Бердяев считает, что одним из источников "спиритуалистической метафизики" является философский идеализм, восстановивший разум человека, бывший в плену у чувственности и рассудка. Здесь он чрезвычайно высоко оценивает Канта, "критика разума" которого является "прежде всего памятником, воздвигнутым нравственно-разумной природе человека". Бердяевская интерпретация кантовских критик - это вера в разум как носитель высших идей, ставящий цели, стимулирующие человека к бесконечности развития, к совершенству, " которое называется Божеством ".

Сама идея разума как первичной реальности человеческого существования меняет систему координат мыслящего сознания. Главным теперь становится не решение гносеологических проблем, не онтология материального мира и даже не вопросы социального целого, но - собственное совершенствование человека как идея этическая, религиозная - абсолютно понятная и близкая. Человеку необходимо постоянное преодоление собственной замкнутости, ограниченности, создание новых форм жизни и культуры как вечный процесс его жизни, любви, познания, свободы. Бердяев считает, что такое творчество будущего может быть связано с реализмом того социального движения, которое нашло выражение в марксизме, и с идеализмом, который вносит в это движение "духовная аристократия". Так Бердяев определил источники своих идей - философский идеализм Канта, устремленность в лучшую социальность марксизма и дух творчества, непримиримости к рутине повседневности (Ницше). Заканчивая статью, Бердяев писал: "Пора уже поставить во главу угла всего нашего миросозерцания и нашего этического отношения к жизни идею личности, которая заключает в себе наиболее духовное содержание". По мысли Бердяева, только религия способна объединить истину, добро, красоту, и только она обладает силой обязательности традиции. В одиночку человек не справится с трагическими проблемами бытия.

Так уже в ранней работе Бердяев поставил человечеству грандиозные цели. Сам он писал: "Мои мысли обращены к иным векам, а потому это - "несвоевременные размышления" [1].

1 Бердяев Н. Опыт эсхатологической метафизики. Париж, 1947. С. 10.

Исходной интуицией Бердяева является смысл существования человека, который есть "микрокосм". В этой планете человек оказывается не функцией жизни, но самой жизнью и высшим ее подтверждением. Но социальность подменяет полноту жизни правилами, инструкциями по ее эксплуатации. Тирания рассудка и традиционной морали вытесняет в итоге и жизнь, и человека. Поэтому, если философия есть дух в форме мысли, невозможно отделить философское познание от целостного духовного опыта, веры человека. Бердяев разглядел в прошлых формах философского рационализма, гуманистической морали долга, либерализма, монархии, демократии - индивидуализм, ведущий к атомизации общества, релятивизм и софистику, обрекающих человека на одиночество, на мысли и формы жизни, основанные не на истине, а на формальном праве "избирать какую угодно Истину или ложь, т.е.... на беспредметную культуру, беспредметное общество, не знающее, во имя чего оно существует".

* ЧТО СДЕЛАТЬ: Выпишите из текста о Бердяеве дословно отрывок от слов «Так уже в ранней» до слов «1947. С. 10.» включительно.

* ЗАПИСИ:
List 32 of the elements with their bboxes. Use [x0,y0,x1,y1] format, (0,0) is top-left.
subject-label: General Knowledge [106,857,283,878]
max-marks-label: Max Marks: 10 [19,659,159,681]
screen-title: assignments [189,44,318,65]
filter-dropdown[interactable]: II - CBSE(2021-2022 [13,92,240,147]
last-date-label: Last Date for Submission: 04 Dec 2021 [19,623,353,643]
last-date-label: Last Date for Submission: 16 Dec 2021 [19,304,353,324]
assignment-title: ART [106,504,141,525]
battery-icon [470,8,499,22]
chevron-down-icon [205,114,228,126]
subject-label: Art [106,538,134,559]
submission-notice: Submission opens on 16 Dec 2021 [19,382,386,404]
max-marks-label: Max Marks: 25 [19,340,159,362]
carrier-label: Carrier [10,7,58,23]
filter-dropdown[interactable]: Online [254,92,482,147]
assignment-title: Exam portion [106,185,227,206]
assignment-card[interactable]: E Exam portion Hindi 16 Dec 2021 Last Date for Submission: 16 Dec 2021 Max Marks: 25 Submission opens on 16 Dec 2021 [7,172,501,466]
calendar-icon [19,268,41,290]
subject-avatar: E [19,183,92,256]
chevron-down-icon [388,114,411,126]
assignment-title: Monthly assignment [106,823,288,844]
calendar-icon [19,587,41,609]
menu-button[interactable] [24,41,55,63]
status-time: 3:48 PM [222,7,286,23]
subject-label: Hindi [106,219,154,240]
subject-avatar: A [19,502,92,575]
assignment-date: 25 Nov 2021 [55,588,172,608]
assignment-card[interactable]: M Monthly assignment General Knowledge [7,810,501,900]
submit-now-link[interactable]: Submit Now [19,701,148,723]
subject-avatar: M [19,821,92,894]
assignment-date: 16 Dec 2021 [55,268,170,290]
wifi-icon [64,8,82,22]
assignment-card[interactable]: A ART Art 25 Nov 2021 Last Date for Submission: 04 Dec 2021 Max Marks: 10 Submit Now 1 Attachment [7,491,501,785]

* ОЖИДАЕМЫЙ ОТВЕТ:
Так уже в ранней работе Бердяев поставил человечеству грандиозные цели. Сам он писал: "Мои мысли обращены к иным векам, а потому это - "несвоевременные размышления" [1].

1 Бердяев Н. Опыт эсхатологической метафизики. Париж, 1947. С. 10.